Dataset entries on figures
• • • • • • •
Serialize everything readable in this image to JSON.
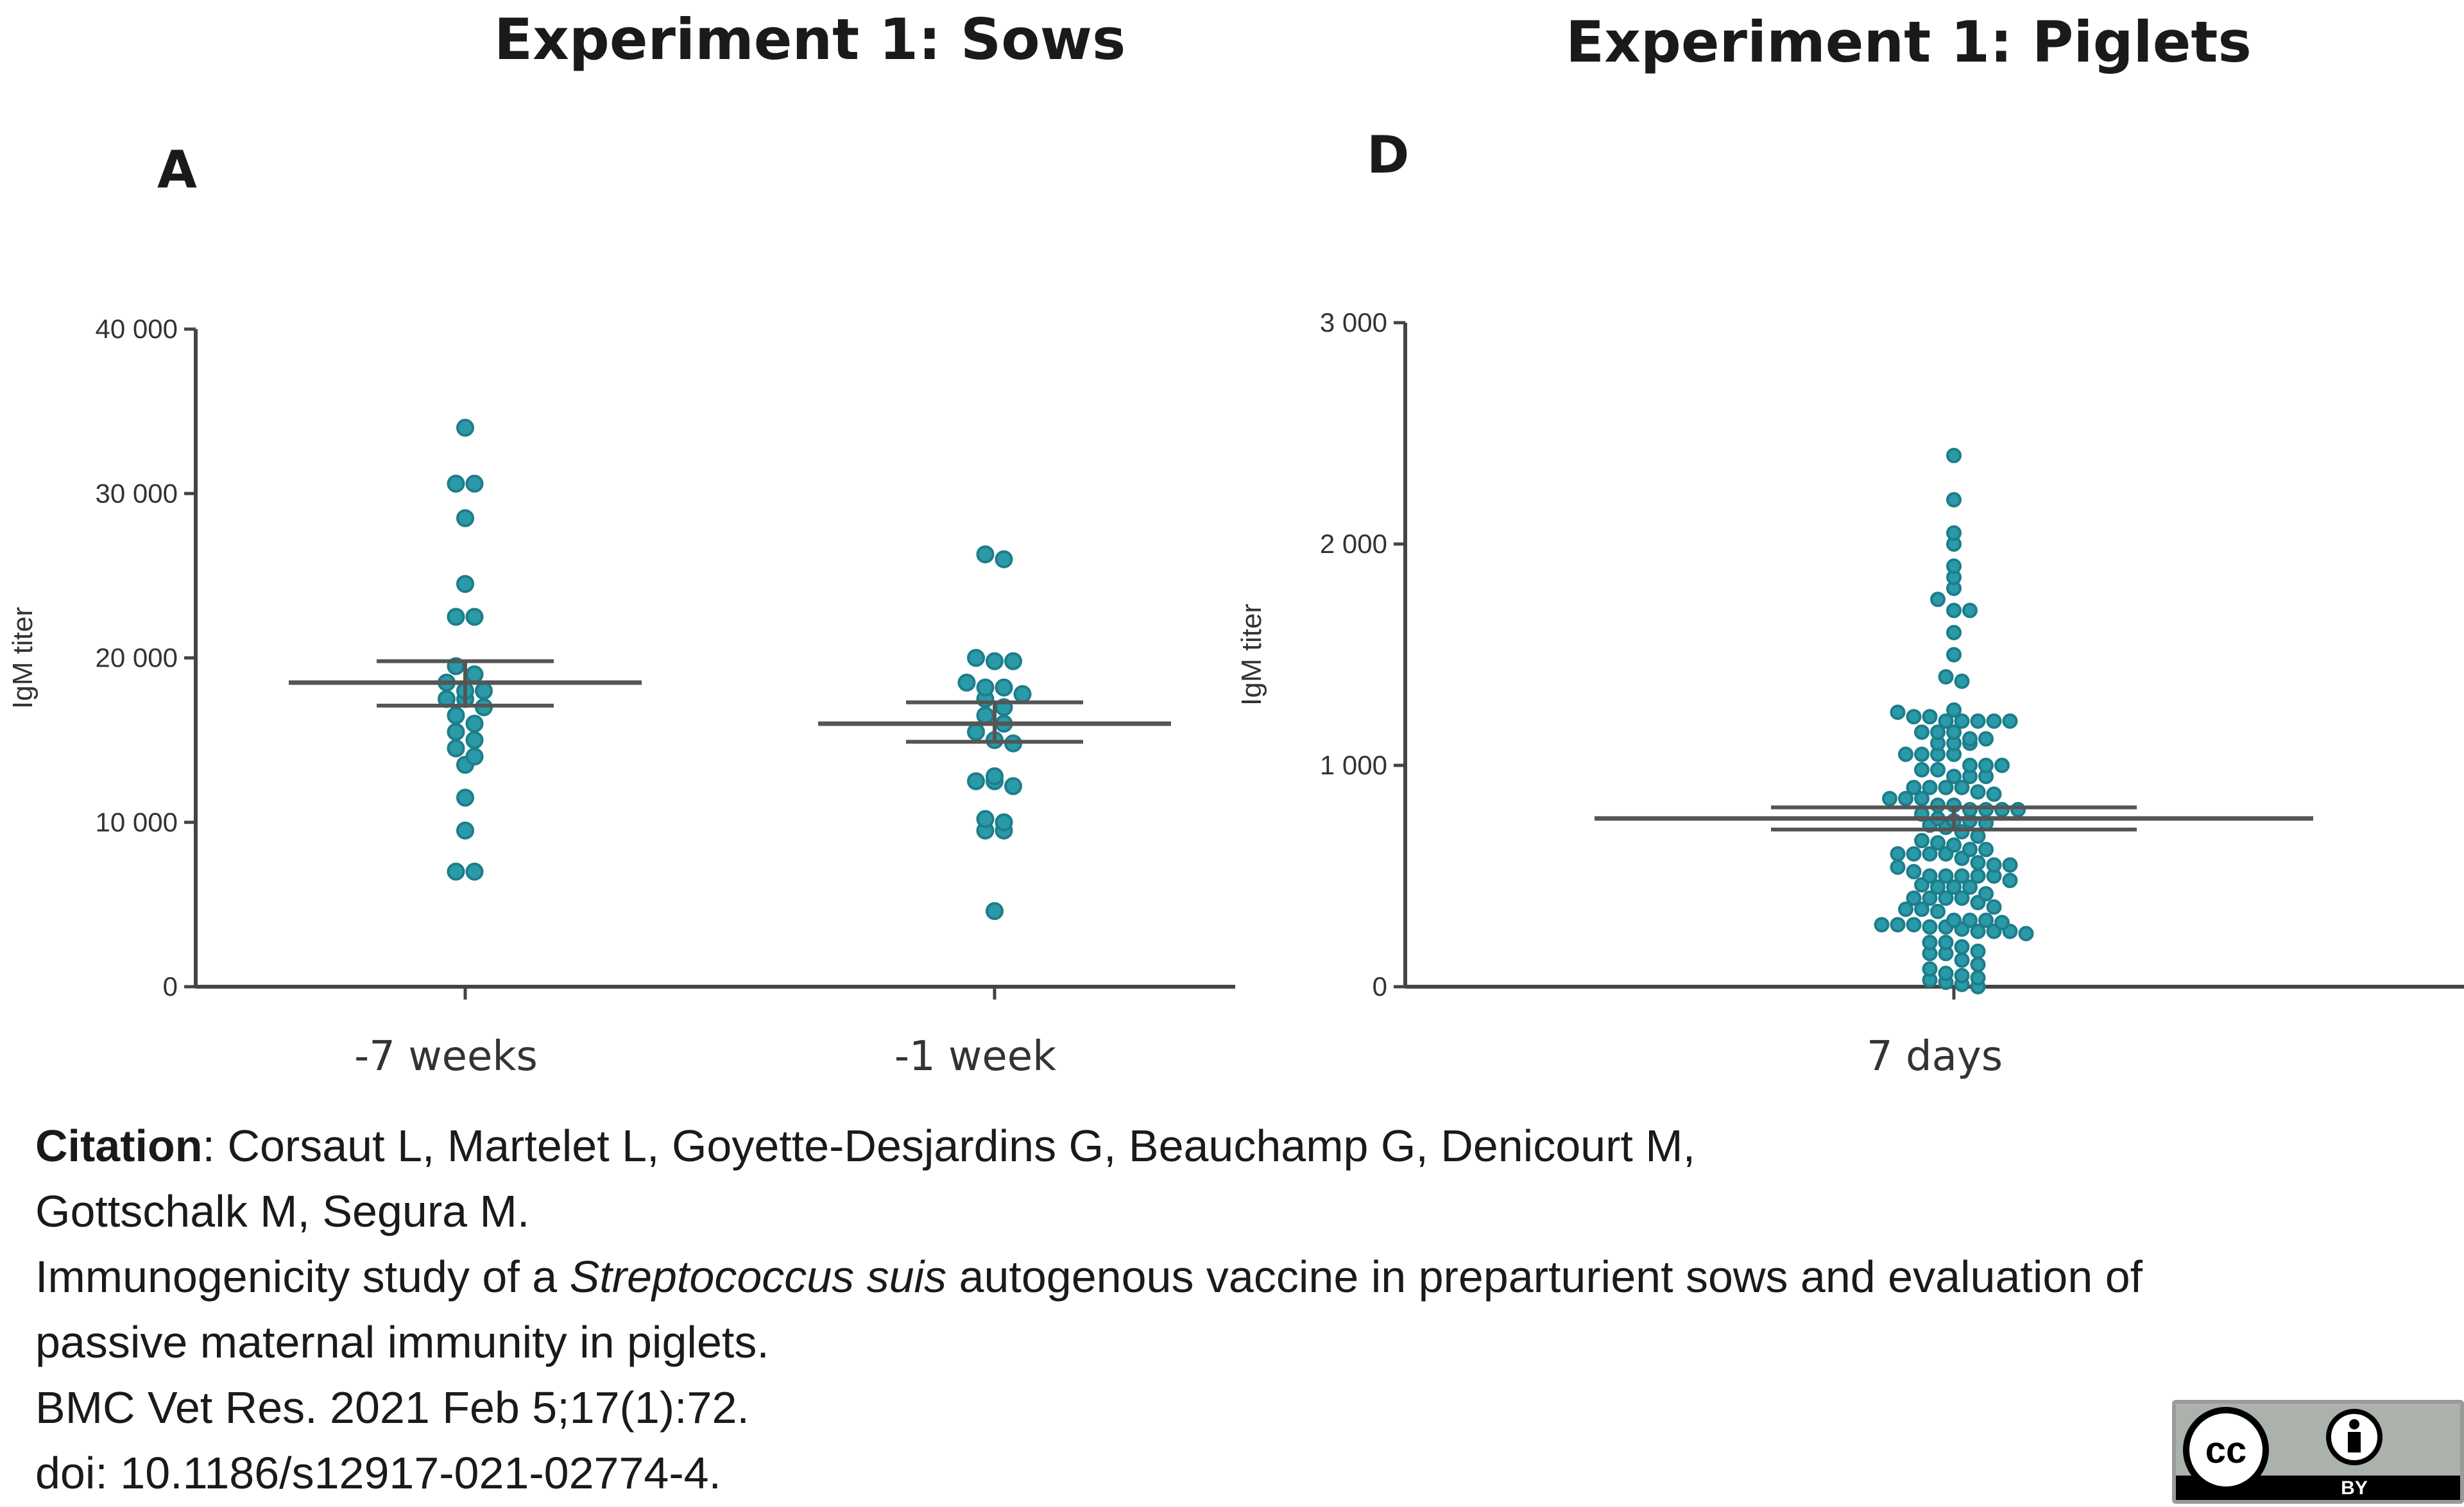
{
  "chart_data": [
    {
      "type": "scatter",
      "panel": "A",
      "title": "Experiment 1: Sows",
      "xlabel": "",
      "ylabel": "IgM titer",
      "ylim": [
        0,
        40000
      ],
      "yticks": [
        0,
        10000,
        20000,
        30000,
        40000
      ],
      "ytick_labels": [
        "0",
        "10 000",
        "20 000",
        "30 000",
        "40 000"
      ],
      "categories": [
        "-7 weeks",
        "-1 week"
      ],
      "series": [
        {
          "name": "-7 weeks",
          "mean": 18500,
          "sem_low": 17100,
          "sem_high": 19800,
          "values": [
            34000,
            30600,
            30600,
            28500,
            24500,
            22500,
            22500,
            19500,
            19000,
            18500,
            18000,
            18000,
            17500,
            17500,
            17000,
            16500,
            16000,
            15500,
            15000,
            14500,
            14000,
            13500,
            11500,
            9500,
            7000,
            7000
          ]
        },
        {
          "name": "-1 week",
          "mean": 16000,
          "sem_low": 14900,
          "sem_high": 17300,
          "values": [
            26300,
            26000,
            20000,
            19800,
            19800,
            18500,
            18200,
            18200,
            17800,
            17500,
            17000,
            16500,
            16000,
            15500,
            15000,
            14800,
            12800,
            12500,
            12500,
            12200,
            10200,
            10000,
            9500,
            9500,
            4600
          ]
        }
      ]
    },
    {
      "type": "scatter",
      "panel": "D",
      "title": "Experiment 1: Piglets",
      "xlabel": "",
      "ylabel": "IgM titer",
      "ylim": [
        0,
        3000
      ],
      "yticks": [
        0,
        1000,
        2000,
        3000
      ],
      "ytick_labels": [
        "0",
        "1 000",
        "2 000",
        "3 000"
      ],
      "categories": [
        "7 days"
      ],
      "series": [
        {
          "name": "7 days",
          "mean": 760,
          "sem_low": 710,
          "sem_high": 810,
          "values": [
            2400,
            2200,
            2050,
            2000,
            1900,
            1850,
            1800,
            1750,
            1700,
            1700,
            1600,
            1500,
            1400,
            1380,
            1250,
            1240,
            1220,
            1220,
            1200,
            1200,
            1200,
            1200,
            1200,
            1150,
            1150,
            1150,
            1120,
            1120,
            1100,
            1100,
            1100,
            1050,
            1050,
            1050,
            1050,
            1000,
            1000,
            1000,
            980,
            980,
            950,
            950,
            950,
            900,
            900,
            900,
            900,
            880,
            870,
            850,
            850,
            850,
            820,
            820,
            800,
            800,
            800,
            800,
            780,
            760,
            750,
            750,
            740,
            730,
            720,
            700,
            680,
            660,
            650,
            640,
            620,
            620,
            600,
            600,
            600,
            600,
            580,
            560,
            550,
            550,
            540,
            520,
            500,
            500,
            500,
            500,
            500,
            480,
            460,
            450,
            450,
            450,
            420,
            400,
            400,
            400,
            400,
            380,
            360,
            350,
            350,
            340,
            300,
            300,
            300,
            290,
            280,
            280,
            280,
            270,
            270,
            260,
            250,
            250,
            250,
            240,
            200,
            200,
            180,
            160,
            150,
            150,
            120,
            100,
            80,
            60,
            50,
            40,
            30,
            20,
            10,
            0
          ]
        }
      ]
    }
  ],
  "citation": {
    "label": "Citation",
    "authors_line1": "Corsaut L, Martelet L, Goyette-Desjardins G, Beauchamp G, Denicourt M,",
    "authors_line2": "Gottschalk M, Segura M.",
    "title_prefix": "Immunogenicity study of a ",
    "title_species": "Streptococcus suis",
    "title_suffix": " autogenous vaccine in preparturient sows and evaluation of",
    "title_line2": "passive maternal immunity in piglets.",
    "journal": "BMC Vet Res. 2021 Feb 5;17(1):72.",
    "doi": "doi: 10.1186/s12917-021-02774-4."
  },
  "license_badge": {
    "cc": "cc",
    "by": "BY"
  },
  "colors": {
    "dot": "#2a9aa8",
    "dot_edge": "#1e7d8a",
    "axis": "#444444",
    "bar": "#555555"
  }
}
• • • • • • •
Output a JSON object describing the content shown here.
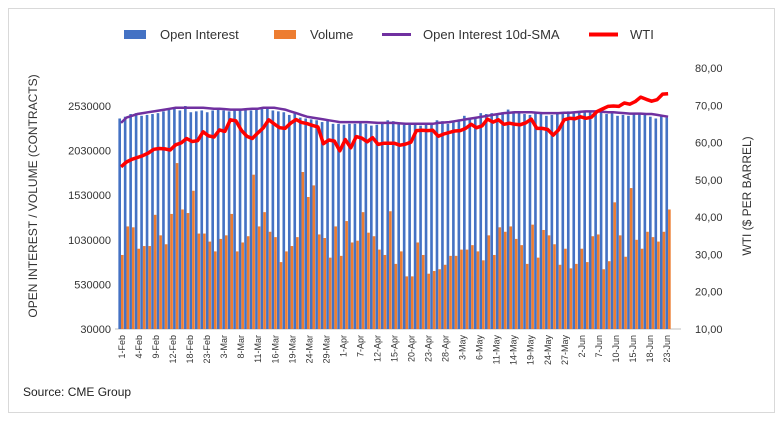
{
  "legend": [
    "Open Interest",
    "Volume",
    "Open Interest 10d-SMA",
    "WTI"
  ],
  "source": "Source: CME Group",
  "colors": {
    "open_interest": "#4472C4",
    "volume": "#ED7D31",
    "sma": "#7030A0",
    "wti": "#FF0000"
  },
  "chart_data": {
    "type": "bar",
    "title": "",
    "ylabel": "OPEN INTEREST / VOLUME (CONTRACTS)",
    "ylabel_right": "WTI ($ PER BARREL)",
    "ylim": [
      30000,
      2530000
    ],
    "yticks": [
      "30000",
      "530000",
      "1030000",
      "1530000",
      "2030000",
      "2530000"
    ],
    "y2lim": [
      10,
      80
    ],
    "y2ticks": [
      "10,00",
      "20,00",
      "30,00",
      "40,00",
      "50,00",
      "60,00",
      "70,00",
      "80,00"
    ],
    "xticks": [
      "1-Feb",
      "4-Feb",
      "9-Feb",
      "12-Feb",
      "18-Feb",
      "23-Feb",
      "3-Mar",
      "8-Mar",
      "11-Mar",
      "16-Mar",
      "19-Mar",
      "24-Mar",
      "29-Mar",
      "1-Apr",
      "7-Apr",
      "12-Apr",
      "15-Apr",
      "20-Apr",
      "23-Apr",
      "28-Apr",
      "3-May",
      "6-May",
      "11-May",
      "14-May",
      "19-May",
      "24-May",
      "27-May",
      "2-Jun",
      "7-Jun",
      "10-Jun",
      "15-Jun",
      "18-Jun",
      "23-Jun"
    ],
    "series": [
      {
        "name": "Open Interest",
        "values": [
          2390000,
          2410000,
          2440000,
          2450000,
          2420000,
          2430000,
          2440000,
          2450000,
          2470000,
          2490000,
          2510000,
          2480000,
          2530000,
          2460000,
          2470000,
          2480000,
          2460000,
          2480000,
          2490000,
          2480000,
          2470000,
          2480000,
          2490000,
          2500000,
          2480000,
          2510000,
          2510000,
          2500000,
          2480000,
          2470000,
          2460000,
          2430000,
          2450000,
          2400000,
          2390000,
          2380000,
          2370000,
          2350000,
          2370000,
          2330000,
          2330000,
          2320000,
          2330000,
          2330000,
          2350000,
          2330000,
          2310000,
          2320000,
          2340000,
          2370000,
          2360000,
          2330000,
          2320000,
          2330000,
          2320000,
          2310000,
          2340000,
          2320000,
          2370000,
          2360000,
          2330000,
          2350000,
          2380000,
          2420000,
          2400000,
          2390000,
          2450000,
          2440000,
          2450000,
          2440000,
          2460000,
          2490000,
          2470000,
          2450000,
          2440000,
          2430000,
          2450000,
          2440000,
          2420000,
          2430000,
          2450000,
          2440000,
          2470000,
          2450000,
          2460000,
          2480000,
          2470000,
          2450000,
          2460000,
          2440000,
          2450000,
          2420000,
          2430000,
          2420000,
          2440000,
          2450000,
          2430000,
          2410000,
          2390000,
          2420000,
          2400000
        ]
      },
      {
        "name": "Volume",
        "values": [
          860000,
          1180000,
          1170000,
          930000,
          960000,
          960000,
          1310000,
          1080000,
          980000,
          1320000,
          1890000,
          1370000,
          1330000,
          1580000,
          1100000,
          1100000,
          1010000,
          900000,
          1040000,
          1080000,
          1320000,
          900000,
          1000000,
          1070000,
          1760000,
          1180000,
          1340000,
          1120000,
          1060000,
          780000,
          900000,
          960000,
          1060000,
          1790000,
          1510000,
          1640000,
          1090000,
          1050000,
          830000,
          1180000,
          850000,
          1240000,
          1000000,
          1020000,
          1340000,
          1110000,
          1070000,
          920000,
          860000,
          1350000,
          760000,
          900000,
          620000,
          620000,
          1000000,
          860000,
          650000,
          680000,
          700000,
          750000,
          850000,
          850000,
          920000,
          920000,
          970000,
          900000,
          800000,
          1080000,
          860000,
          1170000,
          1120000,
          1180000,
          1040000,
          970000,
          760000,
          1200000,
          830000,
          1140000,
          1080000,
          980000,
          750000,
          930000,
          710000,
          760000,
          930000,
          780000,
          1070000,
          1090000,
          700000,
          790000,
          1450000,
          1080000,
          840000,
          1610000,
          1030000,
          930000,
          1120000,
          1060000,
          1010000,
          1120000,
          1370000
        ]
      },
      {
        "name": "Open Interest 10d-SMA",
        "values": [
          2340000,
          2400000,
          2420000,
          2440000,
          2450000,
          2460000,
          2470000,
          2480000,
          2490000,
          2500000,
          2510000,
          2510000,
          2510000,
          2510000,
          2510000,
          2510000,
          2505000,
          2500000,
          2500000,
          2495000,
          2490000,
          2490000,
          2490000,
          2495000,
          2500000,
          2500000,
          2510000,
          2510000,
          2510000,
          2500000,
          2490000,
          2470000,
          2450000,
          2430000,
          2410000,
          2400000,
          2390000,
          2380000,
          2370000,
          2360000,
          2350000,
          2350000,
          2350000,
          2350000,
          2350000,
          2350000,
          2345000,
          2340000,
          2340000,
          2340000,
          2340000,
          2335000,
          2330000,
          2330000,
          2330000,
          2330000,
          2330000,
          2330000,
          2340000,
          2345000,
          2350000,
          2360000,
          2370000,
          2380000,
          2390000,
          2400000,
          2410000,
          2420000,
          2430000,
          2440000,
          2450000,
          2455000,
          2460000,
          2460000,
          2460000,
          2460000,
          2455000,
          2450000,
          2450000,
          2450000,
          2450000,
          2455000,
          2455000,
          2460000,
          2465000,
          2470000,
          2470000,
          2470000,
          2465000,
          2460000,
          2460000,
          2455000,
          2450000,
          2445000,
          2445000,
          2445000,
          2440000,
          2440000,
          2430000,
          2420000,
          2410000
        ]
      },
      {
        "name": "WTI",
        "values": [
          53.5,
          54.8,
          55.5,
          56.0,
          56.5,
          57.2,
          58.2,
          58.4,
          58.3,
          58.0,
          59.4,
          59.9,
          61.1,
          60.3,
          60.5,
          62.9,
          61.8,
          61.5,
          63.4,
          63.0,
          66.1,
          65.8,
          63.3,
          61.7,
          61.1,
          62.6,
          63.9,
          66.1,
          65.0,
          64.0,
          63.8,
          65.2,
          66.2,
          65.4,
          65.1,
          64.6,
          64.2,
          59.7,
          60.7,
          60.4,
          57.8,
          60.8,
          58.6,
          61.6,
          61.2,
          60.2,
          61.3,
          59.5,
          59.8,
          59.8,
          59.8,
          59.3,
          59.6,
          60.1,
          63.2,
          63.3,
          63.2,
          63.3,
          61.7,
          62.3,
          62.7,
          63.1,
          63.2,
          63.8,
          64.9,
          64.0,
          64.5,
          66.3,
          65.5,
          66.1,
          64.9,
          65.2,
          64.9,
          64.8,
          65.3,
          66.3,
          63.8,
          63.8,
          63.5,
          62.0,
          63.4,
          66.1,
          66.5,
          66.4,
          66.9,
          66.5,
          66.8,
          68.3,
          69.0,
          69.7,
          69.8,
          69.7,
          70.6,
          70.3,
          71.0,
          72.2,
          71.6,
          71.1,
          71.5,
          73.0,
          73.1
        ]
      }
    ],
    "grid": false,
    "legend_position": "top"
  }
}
• • • • • • •
## GIVEN EXERCISE
Search the lines for "Experiment". Copy each line that has it.

## OUTPUT FOR THIS EXERCISE
      "title": "Experiment 1: Sows",
      "title": "Experiment 1: Piglets",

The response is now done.